──────── MATERIAL TO PROCESS
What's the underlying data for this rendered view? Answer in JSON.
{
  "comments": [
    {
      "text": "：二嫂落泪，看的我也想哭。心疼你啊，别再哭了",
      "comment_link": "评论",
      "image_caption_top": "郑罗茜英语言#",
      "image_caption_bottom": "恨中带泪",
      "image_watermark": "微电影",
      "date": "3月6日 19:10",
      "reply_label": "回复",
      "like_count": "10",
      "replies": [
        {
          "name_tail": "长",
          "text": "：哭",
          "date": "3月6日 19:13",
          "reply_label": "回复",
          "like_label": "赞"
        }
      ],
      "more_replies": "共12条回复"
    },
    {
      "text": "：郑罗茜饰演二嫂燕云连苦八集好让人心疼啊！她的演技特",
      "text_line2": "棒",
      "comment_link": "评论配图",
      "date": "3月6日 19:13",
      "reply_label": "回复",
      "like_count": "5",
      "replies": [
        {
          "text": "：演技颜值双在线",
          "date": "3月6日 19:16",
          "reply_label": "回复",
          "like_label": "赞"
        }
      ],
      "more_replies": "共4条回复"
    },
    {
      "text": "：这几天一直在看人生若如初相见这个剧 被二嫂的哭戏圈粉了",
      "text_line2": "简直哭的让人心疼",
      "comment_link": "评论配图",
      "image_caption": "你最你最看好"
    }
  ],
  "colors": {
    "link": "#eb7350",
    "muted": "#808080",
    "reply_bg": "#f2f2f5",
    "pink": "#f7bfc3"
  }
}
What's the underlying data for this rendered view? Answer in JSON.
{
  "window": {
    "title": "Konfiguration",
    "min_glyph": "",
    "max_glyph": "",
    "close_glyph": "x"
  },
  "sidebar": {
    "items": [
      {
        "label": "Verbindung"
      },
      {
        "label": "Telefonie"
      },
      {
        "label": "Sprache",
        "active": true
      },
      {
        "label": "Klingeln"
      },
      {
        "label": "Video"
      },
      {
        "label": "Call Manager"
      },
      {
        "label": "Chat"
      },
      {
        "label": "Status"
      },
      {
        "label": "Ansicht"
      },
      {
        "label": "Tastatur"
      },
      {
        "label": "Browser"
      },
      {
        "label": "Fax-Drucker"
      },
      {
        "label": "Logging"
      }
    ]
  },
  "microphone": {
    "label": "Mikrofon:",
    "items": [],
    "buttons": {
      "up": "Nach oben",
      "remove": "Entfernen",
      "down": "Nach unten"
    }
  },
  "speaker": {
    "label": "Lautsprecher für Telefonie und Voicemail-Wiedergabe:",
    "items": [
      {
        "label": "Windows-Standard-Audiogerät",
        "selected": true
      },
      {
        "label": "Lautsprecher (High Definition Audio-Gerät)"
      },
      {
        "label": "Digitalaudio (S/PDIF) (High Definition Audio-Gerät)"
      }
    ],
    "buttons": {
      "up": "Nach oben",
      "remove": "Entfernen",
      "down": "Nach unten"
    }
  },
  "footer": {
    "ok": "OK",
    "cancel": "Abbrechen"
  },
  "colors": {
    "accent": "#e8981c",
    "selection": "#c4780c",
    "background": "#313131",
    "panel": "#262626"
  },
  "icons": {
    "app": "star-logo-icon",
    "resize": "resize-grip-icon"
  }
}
────────────────
EXERCISE PROMPT ->
Every entry should be output exactly as written, please.

WRITTEN SOLUTION ->
What's the underlying data for this rendered view? Answer in JSON.
{
  "comments": [
    {
      "text": "：二嫂落泪，看的我也想哭。心疼你啊，别再哭了",
      "comment_link": "评论",
      "image_caption_top": "郑罗茜英语言#",
      "image_caption_bottom": "恨中带泪",
      "image_watermark": "微电影",
      "date": "3月6日 19:10",
      "reply_label": "回复",
      "like_count": "10",
      "replies": [
        {
          "name_tail": "长",
          "text": "：哭",
          "date": "3月6日 19:13",
          "reply_label": "回复",
          "like_label": "赞"
        }
      ],
      "more_replies": "共12条回复"
    },
    {
      "text": "：郑罗茜饰演二嫂燕云连苦八集好让人心疼啊！她的演技特",
      "text_line2": "棒",
      "comment_link": "评论配图",
      "date": "3月6日 19:13",
      "reply_label": "回复",
      "like_count": "5",
      "replies": [
        {
          "text": "：演技颜值双在线",
          "date": "3月6日 19:16",
          "reply_label": "回复",
          "like_label": "赞"
        }
      ],
      "more_replies": "共4条回复"
    },
    {
      "text": "：这几天一直在看人生若如初相见这个剧 被二嫂的哭戏圈粉了",
      "text_line2": "简直哭的让人心疼",
      "comment_link": "评论配图",
      "image_caption": "你最你最看好"
    }
  ],
  "colors": {
    "link": "#eb7350",
    "muted": "#808080",
    "reply_bg": "#f2f2f5",
    "pink": "#f7bfc3"
  }
}
What's the underlying data for this rendered view? Answer in JSON.
{
  "window": {
    "title": "Konfiguration",
    "min_glyph": "",
    "max_glyph": "",
    "close_glyph": "x"
  },
  "sidebar": {
    "items": [
      {
        "label": "Verbindung"
      },
      {
        "label": "Telefonie"
      },
      {
        "label": "Sprache",
        "active": true
      },
      {
        "label": "Klingeln"
      },
      {
        "label": "Video"
      },
      {
        "label": "Call Manager"
      },
      {
        "label": "Chat"
      },
      {
        "label": "Status"
      },
      {
        "label": "Ansicht"
      },
      {
        "label": "Tastatur"
      },
      {
        "label": "Browser"
      },
      {
        "label": "Fax-Drucker"
      },
      {
        "label": "Logging"
      }
    ]
  },
  "microphone": {
    "label": "Mikrofon:",
    "items": [],
    "buttons": {
      "up": "Nach oben",
      "remove": "Entfernen",
      "down": "Nach unten"
    }
  },
  "speaker": {
    "label": "Lautsprecher für Telefonie und Voicemail-Wiedergabe:",
    "items": [
      {
        "label": "Windows-Standard-Audiogerät",
        "selected": true
      },
      {
        "label": "Lautsprecher (High Definition Audio-Gerät)"
      },
      {
        "label": "Digitalaudio (S/PDIF) (High Definition Audio-Gerät)"
      }
    ],
    "buttons": {
      "up": "Nach oben",
      "remove": "Entfernen",
      "down": "Nach unten"
    }
  },
  "footer": {
    "ok": "OK",
    "cancel": "Abbrechen"
  },
  "colors": {
    "accent": "#e8981c",
    "selection": "#c4780c",
    "background": "#313131",
    "panel": "#262626"
  },
  "icons": {
    "app": "star-logo-icon",
    "resize": "resize-grip-icon"
  }
}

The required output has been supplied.